▶ [Dataset entries]:
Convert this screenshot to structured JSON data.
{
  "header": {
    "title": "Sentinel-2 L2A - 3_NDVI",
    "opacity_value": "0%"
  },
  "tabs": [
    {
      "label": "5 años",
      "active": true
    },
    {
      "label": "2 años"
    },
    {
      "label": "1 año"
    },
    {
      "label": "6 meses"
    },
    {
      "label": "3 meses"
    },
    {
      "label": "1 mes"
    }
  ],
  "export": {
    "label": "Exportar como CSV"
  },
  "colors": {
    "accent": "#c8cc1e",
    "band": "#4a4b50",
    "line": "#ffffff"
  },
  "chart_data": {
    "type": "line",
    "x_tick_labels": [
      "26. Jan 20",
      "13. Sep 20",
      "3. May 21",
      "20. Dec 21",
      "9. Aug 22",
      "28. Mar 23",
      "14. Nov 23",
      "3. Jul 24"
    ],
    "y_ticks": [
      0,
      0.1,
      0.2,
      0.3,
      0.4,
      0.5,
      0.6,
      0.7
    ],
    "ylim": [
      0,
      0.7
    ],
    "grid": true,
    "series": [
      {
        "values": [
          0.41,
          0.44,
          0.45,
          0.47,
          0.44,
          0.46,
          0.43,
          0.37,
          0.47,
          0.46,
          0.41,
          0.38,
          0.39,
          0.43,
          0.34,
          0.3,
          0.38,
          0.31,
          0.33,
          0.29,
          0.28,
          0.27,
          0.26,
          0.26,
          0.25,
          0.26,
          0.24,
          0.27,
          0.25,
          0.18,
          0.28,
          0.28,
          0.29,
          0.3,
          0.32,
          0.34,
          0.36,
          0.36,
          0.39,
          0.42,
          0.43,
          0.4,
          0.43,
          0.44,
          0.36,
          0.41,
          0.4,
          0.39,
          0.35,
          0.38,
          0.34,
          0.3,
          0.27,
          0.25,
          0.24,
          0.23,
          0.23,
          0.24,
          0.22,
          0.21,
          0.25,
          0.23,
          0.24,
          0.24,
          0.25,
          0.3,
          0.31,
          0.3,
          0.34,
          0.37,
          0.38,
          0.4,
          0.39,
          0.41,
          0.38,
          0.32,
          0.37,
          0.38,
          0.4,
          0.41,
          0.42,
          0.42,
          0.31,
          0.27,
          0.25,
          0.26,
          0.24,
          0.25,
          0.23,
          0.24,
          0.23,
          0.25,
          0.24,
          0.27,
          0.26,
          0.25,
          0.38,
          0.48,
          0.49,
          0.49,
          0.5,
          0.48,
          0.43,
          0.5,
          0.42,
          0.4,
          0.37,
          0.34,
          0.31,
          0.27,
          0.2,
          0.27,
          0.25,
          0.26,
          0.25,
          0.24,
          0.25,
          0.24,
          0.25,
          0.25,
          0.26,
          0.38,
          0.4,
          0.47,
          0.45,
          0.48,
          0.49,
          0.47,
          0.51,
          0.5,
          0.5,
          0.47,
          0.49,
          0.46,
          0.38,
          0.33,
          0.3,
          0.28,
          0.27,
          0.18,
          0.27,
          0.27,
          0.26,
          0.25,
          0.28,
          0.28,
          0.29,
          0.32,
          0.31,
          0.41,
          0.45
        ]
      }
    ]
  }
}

==

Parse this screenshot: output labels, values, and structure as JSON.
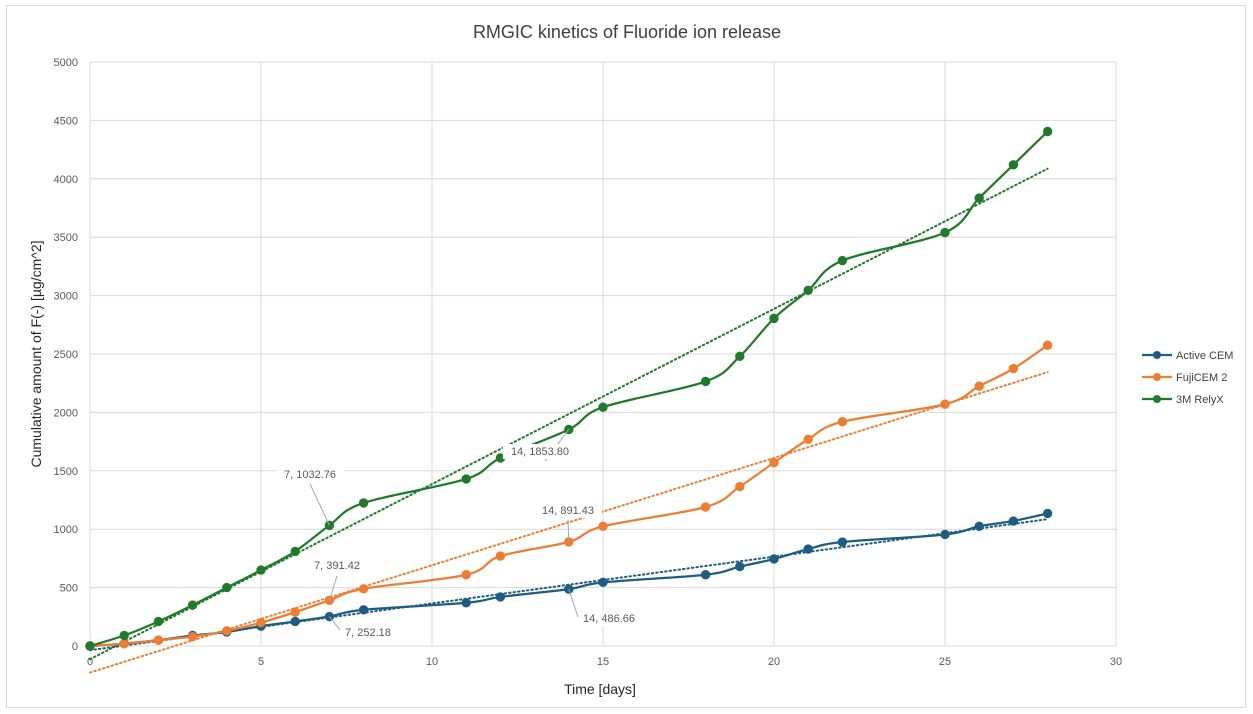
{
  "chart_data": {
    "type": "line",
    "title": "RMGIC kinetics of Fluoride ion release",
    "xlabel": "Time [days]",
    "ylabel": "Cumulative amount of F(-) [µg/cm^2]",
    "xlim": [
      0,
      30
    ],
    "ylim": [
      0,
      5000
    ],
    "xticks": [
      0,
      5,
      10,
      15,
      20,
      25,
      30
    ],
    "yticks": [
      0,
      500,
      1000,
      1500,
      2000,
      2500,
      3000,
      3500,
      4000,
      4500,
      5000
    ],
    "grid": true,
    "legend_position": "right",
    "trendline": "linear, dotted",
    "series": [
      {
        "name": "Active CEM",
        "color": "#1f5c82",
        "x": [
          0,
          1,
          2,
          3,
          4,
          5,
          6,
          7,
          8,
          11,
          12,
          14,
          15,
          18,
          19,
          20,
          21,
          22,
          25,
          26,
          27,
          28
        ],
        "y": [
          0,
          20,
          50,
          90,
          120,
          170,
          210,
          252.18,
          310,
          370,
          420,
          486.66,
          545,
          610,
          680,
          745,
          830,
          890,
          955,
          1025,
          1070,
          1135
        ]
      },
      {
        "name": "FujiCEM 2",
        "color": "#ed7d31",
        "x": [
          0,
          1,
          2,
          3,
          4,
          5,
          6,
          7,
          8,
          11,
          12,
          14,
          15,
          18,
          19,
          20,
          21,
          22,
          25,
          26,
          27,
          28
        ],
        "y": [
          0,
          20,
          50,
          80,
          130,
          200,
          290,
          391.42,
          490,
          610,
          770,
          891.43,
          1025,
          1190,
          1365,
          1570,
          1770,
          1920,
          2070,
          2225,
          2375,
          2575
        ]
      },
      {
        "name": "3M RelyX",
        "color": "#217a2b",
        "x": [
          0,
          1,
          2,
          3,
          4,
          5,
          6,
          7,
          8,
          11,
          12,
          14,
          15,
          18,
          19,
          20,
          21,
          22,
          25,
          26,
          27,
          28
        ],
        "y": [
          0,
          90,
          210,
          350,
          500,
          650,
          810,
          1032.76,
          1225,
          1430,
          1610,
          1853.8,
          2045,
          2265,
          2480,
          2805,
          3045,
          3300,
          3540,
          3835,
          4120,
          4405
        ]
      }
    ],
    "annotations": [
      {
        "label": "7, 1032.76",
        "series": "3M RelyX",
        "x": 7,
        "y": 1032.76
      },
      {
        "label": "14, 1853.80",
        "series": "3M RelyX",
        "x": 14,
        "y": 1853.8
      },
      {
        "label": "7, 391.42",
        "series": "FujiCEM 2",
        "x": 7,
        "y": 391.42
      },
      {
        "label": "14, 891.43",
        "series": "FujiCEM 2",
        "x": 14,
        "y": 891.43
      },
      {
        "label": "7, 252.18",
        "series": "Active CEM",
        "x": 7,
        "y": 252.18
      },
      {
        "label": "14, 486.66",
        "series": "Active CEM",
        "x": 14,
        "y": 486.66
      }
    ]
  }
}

▶ [What the task requires]:
In the listing above, how many lines include the word "this"? Answer with the number and nothing more.

▶ [Expected answer]:
2